Goal of the exercise: Check each line of the records for "Cumulative"; collect those that have it.
===== Available data =====
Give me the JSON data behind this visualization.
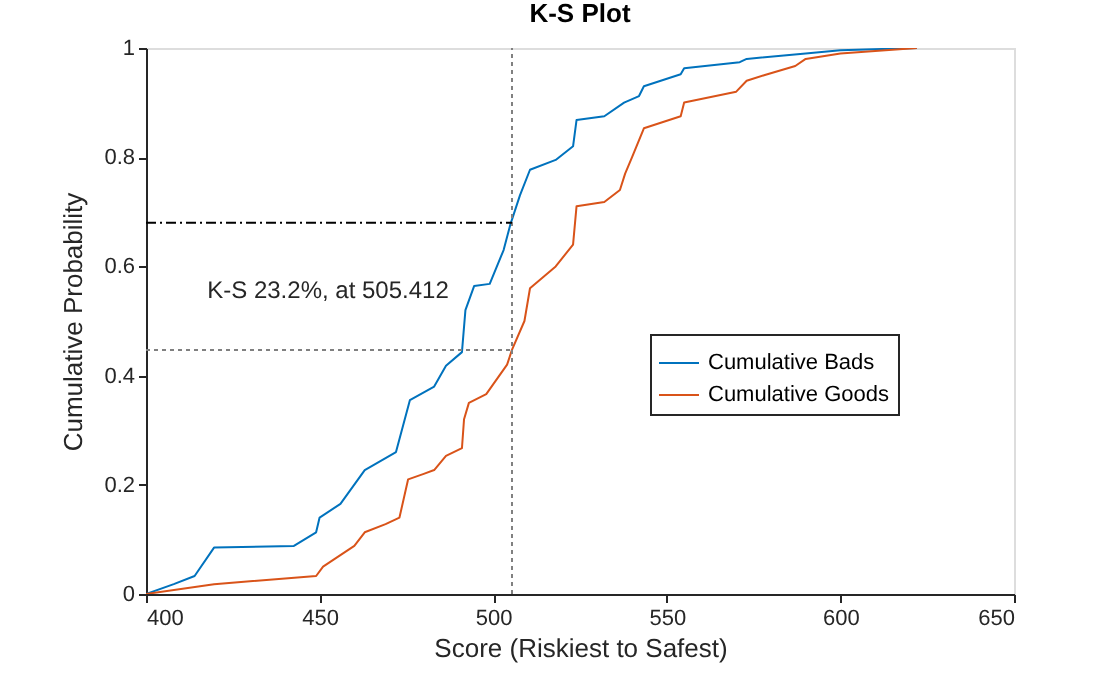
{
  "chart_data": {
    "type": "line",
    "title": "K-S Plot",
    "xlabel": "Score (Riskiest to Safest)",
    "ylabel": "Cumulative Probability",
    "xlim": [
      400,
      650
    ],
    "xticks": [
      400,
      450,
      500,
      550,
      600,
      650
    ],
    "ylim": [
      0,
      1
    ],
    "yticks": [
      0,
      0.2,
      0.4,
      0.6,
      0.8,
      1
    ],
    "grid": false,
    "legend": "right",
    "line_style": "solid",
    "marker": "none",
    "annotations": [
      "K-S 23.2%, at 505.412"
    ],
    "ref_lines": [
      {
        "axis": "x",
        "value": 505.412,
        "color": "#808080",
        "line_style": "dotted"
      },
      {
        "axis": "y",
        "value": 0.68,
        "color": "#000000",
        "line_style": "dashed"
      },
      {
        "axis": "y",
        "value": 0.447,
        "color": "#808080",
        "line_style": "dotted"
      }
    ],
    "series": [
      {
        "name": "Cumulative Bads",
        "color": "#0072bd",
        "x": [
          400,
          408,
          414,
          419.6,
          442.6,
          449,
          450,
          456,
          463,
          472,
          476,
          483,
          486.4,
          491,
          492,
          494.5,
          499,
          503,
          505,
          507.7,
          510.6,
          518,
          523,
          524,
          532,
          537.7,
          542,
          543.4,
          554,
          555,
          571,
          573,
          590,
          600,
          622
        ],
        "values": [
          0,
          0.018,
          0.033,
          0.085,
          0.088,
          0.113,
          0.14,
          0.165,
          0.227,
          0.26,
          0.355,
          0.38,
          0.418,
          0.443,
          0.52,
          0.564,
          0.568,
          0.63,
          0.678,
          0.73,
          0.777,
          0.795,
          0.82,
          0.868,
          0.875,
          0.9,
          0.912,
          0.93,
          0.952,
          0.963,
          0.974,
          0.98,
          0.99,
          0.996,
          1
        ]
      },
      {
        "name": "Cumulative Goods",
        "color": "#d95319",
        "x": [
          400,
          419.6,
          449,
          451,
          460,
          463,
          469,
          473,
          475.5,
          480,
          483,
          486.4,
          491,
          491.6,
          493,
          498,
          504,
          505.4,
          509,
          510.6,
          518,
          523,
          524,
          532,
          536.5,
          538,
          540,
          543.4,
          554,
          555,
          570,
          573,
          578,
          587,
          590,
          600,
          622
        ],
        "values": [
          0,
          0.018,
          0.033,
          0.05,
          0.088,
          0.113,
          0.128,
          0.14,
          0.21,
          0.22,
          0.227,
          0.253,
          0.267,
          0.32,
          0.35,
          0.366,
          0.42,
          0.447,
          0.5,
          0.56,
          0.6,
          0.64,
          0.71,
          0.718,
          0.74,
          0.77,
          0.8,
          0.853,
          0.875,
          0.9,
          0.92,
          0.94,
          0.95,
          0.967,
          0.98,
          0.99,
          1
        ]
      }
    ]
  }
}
=====
Solution:
    "ylabel": "Cumulative Probability",
        "name": "Cumulative Bads",
        "name": "Cumulative Goods",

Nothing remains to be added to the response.